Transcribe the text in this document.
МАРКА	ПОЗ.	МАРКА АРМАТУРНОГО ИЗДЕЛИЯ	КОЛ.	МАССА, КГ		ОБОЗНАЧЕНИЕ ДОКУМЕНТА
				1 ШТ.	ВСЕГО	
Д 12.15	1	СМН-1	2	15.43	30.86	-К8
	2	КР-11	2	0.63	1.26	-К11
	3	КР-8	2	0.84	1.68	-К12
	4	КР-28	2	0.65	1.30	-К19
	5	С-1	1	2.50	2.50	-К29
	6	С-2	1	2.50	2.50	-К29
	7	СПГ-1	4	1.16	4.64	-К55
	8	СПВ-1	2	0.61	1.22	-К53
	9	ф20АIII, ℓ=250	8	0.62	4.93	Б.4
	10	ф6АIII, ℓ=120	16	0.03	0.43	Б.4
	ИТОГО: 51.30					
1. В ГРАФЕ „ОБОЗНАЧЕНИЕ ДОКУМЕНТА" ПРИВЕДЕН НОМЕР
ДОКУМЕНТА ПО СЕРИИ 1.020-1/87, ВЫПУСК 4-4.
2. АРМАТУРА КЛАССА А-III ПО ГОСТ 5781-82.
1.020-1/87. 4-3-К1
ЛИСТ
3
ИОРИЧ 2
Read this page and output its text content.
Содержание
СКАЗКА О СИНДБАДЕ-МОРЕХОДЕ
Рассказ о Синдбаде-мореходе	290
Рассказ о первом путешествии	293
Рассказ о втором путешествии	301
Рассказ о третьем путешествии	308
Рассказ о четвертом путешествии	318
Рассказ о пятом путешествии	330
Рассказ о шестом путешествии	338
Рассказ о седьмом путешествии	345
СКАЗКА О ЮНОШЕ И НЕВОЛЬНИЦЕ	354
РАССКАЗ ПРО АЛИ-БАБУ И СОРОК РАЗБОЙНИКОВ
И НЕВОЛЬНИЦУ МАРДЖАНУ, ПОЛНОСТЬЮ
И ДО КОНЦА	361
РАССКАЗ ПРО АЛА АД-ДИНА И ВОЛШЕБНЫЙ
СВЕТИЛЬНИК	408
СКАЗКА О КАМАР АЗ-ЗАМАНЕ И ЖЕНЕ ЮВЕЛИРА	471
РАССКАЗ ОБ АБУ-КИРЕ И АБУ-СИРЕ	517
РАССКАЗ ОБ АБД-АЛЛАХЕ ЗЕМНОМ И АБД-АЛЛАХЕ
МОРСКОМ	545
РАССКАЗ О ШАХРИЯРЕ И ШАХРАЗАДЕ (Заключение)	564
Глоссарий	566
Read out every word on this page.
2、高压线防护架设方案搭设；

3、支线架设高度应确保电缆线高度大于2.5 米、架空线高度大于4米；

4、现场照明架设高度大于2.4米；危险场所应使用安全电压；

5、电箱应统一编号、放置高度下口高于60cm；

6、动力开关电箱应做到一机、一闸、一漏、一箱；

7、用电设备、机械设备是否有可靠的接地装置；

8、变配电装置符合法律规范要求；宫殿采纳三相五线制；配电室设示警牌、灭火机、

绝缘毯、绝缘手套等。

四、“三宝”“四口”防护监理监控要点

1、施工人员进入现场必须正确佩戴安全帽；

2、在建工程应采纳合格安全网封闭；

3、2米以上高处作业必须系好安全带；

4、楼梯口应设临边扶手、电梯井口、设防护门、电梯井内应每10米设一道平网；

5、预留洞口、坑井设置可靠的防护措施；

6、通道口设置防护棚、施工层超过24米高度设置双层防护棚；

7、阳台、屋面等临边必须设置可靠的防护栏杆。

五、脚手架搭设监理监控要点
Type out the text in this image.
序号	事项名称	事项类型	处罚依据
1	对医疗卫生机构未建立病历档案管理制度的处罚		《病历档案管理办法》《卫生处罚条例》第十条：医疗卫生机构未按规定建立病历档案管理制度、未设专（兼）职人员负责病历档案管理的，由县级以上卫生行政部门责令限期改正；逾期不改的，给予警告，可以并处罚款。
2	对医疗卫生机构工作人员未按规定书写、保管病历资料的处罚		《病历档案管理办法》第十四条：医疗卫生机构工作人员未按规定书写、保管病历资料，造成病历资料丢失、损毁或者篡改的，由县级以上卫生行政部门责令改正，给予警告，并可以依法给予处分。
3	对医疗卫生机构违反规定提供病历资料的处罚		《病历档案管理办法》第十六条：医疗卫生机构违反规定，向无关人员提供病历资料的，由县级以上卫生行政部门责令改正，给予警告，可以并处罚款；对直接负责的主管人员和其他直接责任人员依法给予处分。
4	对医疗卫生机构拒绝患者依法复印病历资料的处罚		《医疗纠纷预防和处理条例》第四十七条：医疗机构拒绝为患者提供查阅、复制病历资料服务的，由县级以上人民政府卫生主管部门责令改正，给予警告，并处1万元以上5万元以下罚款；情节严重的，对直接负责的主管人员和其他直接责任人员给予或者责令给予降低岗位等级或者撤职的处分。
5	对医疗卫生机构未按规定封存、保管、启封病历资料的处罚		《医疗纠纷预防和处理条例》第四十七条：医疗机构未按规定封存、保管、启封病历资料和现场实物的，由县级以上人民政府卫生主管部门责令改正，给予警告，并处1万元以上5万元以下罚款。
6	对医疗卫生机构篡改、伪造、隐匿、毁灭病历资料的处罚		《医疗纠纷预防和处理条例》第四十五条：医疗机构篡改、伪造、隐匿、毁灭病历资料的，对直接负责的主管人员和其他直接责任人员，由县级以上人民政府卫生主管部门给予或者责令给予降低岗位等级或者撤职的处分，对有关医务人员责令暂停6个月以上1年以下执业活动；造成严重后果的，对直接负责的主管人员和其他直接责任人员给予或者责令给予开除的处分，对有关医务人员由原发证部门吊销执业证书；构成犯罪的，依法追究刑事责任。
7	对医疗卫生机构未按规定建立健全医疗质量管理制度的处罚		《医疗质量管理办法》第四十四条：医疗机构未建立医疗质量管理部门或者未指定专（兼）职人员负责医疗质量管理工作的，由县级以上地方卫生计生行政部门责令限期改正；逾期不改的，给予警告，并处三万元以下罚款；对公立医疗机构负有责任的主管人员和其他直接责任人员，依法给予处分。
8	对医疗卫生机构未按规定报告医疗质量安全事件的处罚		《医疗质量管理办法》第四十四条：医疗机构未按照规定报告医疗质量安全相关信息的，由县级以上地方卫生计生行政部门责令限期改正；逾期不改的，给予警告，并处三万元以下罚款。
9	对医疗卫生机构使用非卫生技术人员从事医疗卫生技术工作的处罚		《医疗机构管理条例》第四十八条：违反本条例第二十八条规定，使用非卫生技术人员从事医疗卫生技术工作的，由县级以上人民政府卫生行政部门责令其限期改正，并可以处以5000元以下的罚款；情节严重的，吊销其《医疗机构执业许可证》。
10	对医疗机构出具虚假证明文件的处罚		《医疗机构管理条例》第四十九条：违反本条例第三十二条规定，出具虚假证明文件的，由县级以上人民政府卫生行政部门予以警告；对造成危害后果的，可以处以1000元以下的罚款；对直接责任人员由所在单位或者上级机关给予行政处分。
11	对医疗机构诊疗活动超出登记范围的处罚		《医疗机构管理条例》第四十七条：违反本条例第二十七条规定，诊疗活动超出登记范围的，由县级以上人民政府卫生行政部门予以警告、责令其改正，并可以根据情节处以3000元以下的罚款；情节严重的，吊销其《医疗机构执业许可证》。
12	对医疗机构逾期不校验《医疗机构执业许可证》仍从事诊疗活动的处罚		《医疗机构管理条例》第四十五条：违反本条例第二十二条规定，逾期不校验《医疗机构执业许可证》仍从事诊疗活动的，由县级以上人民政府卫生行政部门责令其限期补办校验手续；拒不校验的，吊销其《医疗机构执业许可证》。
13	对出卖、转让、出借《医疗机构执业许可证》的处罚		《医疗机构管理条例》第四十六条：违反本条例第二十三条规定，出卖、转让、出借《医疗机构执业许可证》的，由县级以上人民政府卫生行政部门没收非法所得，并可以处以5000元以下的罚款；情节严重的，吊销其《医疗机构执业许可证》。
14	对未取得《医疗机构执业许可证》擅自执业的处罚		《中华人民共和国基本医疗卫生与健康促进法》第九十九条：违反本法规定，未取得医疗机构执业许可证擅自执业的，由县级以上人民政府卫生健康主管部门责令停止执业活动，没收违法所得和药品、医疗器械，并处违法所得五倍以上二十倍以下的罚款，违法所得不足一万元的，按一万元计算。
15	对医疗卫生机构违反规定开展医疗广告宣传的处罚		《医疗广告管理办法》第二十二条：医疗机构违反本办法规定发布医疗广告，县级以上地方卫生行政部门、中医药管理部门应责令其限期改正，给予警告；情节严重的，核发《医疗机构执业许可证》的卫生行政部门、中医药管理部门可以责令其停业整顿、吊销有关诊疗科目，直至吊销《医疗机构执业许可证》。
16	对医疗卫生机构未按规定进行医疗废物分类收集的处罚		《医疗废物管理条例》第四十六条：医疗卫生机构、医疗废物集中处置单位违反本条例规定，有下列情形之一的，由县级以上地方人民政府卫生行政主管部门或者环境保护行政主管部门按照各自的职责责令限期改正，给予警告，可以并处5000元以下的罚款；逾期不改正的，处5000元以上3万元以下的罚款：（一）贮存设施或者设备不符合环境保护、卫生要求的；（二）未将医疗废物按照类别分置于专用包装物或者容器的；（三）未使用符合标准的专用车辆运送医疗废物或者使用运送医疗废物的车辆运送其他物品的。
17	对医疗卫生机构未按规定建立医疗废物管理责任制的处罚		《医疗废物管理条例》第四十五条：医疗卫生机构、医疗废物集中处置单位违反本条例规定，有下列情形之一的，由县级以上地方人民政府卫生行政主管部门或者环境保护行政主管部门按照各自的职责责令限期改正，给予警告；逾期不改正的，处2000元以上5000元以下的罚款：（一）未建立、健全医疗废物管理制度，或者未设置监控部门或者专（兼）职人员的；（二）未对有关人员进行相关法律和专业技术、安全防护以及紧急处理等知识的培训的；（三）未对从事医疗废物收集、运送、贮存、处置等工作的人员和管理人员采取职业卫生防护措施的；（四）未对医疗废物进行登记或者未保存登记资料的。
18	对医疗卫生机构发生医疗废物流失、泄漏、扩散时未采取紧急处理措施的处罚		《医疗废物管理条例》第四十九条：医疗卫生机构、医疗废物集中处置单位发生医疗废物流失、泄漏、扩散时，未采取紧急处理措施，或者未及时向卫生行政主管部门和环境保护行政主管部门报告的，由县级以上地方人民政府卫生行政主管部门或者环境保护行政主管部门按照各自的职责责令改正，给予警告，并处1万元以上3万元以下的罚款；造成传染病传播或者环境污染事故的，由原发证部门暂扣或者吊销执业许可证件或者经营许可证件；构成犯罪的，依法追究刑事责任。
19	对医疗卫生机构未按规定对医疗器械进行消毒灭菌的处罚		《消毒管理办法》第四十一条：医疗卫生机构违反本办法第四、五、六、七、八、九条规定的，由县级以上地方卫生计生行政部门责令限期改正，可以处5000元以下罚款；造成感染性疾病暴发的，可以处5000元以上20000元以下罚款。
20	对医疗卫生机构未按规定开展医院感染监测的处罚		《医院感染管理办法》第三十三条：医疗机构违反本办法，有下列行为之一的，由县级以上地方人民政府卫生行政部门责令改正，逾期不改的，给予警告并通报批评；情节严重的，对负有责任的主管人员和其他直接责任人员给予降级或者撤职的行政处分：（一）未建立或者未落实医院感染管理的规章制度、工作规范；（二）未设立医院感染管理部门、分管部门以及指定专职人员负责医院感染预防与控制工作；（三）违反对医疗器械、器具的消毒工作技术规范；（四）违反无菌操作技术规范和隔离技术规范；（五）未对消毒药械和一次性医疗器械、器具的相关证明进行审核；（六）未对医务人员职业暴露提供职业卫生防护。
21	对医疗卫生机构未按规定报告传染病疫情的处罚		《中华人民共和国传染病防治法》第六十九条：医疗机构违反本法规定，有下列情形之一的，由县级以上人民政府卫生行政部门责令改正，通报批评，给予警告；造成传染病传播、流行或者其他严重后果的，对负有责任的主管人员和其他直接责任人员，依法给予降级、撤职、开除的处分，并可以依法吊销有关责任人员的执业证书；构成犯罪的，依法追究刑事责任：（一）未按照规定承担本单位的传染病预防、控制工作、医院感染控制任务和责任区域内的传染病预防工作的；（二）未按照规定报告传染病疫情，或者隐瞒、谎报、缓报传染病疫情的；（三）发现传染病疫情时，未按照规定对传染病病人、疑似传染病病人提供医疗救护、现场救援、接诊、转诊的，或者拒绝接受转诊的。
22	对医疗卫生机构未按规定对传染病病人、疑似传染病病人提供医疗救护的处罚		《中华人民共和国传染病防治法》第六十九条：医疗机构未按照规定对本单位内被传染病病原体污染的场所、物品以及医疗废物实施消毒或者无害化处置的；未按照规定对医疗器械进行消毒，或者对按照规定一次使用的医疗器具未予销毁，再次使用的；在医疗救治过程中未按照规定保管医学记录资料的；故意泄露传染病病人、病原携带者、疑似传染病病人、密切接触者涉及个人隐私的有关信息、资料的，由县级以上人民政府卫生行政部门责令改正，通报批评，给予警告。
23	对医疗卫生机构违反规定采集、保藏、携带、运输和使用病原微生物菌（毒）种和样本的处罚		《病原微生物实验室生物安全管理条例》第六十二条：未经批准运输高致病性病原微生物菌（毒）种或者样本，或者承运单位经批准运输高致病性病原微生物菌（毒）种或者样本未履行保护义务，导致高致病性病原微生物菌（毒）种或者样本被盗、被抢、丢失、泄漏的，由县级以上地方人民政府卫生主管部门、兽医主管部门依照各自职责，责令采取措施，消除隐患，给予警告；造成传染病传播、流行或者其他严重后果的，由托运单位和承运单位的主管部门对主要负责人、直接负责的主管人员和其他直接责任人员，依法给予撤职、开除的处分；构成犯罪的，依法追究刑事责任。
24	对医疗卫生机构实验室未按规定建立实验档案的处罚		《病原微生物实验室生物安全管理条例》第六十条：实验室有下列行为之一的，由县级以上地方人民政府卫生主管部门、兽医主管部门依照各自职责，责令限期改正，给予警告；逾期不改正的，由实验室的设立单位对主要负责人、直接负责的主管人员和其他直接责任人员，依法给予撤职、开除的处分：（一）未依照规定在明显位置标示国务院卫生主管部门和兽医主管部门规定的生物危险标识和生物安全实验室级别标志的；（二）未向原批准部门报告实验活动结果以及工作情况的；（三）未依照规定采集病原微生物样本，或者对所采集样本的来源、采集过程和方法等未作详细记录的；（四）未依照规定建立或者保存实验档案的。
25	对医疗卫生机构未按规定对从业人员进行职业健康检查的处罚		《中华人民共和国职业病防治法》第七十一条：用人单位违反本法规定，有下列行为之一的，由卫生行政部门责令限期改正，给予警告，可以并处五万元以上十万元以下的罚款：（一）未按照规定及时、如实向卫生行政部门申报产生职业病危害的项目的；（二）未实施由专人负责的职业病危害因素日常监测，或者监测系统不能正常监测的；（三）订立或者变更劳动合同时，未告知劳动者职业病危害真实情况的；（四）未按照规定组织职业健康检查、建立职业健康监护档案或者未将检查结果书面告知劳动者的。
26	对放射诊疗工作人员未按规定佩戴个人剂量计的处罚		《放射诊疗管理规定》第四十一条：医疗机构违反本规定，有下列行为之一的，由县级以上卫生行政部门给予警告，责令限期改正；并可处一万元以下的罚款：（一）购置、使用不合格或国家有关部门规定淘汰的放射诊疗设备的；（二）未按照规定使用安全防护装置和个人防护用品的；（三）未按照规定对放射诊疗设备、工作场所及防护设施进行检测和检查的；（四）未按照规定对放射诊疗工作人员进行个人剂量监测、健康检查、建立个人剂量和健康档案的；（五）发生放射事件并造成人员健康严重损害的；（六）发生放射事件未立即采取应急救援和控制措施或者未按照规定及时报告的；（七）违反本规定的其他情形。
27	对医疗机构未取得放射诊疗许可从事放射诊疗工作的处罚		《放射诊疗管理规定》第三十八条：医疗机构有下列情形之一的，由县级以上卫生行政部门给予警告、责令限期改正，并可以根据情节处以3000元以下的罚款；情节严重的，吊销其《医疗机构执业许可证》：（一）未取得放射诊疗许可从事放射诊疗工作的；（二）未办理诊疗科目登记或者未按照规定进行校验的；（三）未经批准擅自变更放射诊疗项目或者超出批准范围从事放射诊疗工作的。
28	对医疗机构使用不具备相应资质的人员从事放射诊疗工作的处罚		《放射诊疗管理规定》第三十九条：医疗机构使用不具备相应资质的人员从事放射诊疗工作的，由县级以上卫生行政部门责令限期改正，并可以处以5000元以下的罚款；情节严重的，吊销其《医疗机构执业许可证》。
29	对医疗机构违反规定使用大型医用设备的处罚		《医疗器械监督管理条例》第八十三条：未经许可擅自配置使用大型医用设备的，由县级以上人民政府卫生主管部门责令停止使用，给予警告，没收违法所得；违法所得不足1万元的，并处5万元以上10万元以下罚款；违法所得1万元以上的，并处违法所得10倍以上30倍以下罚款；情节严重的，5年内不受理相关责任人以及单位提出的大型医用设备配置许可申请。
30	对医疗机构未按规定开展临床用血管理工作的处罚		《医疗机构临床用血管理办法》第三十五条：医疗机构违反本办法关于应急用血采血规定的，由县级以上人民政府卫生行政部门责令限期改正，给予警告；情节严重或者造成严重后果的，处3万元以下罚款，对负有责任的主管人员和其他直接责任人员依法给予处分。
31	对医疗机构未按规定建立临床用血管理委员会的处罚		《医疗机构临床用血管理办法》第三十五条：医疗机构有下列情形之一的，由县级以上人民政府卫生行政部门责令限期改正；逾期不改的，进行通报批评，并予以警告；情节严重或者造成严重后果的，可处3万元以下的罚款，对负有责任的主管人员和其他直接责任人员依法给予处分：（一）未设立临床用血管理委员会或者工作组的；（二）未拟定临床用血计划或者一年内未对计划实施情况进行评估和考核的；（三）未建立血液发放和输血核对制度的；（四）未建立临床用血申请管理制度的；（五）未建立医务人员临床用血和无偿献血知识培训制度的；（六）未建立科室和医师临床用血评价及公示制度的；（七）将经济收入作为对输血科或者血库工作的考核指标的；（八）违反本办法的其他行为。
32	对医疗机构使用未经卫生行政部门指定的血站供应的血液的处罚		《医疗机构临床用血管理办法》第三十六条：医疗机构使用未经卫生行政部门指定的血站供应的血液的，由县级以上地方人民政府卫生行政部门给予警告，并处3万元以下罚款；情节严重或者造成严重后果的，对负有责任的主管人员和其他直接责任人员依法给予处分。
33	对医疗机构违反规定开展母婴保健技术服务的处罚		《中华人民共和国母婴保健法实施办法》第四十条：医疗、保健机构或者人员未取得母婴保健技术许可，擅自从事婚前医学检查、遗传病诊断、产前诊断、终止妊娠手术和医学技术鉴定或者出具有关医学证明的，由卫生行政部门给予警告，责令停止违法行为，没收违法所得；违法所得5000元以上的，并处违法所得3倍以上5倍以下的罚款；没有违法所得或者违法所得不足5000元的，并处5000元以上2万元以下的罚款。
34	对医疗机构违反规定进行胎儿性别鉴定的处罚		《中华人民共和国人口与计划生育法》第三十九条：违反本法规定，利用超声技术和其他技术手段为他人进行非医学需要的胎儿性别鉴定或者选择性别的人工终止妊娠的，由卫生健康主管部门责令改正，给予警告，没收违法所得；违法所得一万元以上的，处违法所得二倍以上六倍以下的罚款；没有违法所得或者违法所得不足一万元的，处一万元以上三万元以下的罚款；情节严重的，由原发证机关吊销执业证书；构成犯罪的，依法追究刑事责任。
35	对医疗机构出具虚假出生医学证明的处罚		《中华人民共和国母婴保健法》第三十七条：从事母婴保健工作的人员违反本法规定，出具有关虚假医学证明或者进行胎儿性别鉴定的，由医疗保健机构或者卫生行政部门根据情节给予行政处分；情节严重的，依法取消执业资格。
•••
THE TASK: Reply with nothing except the number of lines in the listing above that include "第四十一条".

WRITTEN ANSWER: 2